**EXERCISE DESCRIPTION:** Scan the data below for the string "this". Copy every line where it appears.

(Collected data)
┌──

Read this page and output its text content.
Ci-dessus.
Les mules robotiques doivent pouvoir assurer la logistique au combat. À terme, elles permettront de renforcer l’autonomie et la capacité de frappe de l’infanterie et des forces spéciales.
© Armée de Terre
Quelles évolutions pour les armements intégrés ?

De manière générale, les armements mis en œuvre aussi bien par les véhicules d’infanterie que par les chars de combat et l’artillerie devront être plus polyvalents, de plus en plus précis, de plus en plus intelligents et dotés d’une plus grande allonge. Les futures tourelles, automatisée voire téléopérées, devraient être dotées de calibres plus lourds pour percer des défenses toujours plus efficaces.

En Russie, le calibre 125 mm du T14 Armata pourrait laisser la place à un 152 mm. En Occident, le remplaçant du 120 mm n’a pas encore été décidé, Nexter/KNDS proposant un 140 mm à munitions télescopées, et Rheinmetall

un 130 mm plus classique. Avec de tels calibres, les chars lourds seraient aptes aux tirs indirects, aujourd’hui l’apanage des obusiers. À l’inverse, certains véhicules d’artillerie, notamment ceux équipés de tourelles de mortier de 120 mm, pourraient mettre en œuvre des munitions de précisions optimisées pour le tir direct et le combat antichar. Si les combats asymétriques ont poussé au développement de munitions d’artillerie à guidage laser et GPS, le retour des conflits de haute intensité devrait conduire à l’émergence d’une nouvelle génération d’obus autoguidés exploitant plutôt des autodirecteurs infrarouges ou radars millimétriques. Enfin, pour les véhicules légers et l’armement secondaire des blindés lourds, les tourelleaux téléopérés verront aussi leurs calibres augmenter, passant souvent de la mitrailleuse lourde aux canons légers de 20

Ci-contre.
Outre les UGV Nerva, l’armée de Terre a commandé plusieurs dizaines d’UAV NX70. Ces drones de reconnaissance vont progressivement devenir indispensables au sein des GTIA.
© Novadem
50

└──
┌──

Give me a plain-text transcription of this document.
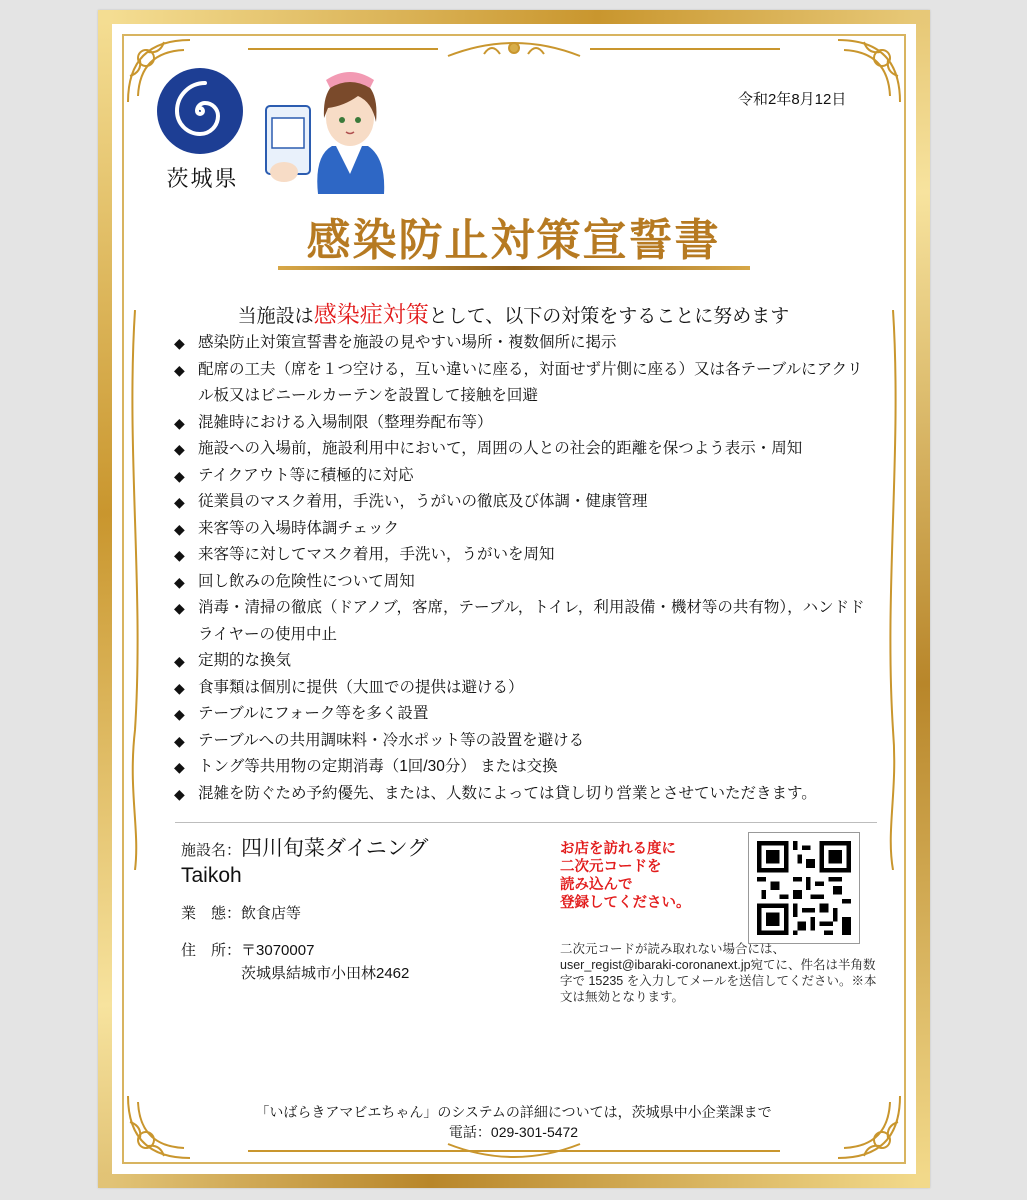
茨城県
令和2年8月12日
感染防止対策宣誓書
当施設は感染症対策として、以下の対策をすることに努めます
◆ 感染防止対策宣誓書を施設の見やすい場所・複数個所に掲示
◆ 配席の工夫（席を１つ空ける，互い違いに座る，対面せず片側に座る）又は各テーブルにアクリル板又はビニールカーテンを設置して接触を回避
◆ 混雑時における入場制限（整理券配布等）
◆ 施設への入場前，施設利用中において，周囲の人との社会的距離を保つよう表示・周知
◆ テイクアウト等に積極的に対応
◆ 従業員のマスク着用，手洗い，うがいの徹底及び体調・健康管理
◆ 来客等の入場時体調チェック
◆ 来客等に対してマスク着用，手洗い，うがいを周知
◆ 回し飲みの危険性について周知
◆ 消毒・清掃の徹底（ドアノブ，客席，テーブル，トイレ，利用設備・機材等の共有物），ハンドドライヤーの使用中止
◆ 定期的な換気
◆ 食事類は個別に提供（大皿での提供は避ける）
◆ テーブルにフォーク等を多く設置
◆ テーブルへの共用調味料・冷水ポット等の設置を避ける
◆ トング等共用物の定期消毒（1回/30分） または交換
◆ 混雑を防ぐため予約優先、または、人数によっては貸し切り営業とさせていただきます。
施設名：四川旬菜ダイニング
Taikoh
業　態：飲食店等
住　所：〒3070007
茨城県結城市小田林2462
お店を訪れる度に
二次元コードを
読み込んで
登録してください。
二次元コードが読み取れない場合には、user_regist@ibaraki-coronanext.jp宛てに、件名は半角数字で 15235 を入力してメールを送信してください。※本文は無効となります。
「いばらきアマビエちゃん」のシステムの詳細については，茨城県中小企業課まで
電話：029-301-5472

└──

**FINAL RESULT:**
Read this page and output its text content.
Give me a plain-text transcription of this document.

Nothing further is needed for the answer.